**Reading passage:**

╭──

According to Democrat Edward M House, a Texas politician and top advisor to President Woodrow Wilson, Texas was “the pioneer of successful progressive legislation,” citing Hogg’s tenure as the catalyst:

The great measures which Governor Hogg advocated, like the Railroad Commission, the Stock and Bond law, were largely written into national law later. Texas was the pioneer of successful progressive legislation, and it was all started during Hogg's administrations....I see it stated from time to time that California, Wisconsin, and other States were the first to impress the progressive movement upon the nation. This is not true; Texas was the first in the field, and the others followed.

In a National Geographic article in 1961, Stanley Walker wrote that Hogg was "remembered as a man of uncommon ability" and was one of Texas' greatest governors.

╰──

**Document understanding data:**
╭──

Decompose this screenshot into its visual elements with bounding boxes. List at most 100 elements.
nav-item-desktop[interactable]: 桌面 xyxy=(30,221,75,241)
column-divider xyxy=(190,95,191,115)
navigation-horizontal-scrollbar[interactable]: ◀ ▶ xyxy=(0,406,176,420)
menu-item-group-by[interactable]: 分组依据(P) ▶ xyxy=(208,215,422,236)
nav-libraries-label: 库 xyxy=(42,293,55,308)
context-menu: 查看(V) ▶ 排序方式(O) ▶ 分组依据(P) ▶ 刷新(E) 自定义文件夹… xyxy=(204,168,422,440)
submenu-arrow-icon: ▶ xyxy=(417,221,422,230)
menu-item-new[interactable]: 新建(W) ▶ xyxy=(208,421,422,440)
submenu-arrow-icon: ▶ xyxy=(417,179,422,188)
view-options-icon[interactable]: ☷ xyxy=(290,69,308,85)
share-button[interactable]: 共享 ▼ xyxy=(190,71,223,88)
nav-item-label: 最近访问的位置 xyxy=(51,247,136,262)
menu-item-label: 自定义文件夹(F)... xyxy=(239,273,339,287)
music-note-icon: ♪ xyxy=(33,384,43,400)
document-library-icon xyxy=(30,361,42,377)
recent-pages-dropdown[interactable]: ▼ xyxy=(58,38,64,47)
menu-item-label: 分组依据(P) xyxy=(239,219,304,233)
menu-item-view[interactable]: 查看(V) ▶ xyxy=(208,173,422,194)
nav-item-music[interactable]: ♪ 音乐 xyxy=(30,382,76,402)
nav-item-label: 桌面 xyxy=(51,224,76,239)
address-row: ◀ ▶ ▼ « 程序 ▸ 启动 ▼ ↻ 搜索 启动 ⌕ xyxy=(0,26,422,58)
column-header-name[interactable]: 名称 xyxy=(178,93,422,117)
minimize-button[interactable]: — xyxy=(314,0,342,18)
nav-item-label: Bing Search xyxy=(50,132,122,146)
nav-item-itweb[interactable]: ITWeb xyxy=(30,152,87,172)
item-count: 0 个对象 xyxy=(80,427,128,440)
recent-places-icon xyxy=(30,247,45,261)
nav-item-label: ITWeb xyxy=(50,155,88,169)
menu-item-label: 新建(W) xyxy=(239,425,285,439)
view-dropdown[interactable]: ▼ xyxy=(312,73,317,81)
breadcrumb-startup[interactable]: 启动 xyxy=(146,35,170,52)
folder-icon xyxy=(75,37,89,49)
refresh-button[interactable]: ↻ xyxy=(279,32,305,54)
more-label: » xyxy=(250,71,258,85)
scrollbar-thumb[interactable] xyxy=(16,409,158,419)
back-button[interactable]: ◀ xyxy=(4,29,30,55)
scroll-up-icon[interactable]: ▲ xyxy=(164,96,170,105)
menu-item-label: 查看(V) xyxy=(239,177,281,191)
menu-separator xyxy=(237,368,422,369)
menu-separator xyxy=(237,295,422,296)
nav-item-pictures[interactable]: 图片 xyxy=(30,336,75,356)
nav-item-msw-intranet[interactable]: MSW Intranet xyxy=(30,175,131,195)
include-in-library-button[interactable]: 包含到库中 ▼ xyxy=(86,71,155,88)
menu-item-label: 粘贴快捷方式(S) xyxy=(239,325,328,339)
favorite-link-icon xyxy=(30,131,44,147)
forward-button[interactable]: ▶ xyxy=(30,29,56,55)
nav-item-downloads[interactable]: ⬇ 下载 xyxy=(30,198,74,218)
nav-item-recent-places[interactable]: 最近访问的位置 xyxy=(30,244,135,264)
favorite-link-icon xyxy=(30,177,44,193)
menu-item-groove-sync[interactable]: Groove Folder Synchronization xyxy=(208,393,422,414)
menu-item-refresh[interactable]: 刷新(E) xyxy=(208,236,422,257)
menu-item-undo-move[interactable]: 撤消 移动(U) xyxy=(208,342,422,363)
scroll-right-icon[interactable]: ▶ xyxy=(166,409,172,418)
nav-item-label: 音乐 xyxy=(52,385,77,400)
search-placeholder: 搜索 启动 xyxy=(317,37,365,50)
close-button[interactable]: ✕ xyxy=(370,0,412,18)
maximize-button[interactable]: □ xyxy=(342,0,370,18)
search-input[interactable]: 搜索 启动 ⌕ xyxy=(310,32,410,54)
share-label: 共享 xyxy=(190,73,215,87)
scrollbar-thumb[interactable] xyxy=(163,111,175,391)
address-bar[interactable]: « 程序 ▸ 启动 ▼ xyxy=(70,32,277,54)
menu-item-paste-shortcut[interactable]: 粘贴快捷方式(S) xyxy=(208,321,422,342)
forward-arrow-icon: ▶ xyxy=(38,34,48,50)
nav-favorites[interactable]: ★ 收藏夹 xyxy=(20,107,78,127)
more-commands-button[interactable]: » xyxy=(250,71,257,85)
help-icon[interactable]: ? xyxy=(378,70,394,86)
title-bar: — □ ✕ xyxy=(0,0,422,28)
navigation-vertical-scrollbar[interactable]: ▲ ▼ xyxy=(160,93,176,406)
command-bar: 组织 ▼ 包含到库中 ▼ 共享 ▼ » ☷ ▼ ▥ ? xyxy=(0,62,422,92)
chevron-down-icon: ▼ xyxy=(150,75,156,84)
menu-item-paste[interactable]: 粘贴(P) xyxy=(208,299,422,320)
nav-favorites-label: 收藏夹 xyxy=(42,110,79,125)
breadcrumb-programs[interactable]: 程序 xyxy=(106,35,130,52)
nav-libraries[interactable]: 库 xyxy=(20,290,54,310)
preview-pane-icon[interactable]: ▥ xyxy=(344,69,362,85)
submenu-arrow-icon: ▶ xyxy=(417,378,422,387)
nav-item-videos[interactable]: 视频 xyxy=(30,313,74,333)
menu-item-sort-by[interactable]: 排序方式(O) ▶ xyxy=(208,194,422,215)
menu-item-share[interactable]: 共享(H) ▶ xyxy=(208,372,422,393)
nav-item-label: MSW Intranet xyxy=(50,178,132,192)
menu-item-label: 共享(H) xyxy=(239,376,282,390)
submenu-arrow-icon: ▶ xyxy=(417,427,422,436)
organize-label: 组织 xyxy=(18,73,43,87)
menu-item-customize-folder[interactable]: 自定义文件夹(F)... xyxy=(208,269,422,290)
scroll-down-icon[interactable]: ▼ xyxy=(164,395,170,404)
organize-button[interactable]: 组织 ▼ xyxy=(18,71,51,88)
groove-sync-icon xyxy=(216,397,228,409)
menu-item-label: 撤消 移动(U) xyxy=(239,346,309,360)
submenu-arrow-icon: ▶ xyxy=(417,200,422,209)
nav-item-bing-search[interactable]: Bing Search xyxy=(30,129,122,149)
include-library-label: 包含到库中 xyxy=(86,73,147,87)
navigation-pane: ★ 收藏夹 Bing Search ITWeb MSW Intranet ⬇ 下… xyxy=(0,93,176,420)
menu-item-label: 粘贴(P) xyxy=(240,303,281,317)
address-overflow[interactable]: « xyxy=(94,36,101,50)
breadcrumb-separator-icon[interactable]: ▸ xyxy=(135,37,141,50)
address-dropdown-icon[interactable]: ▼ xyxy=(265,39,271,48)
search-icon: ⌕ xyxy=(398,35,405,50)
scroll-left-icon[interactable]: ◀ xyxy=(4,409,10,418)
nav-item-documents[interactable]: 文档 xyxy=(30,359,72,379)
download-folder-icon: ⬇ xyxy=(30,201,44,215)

╰──

**Requirement A:**
In the passage on Governor Hogg, swap "Railroad Commission" for "Railway Commission" and give the text from "The great measures" to "Texas' greatest governors.".
**Requirement B:**
Rewrite the paragraph of the passage on Governor Hogg that begins "The great measures which Governor Hogg advocated" more briefly, keeping its main facts.
The entries have nothing to do with this.

**Response area A:**
The great measures which Governor Hogg advocated, like the Railway Commission, the Stock and Bond law, were largely written into national law later. Texas was the pioneer of successful progressive legislation, and it was all started during Hogg's administrations....I see it stated from time to time that California, Wisconsin, and other States were the first to impress the progressive movement upon the nation. This is not true; Texas was the first in the field, and the others followed.

In a National Geographic article in 1961, Stanley Walker wrote that Hogg was "remembered as a man of uncommon ability" and was one of Texas' greatest governors.

**Response area B:**
Governor Hogg's measures, such as the Railroad Commission and the Stock and Bond law, were largely written into national law later. Successful progressive legislation started in Texas during Hogg's administrations. Despite claims that California, Wisconsin, and other states came first, Texas was first in the field and the others followed.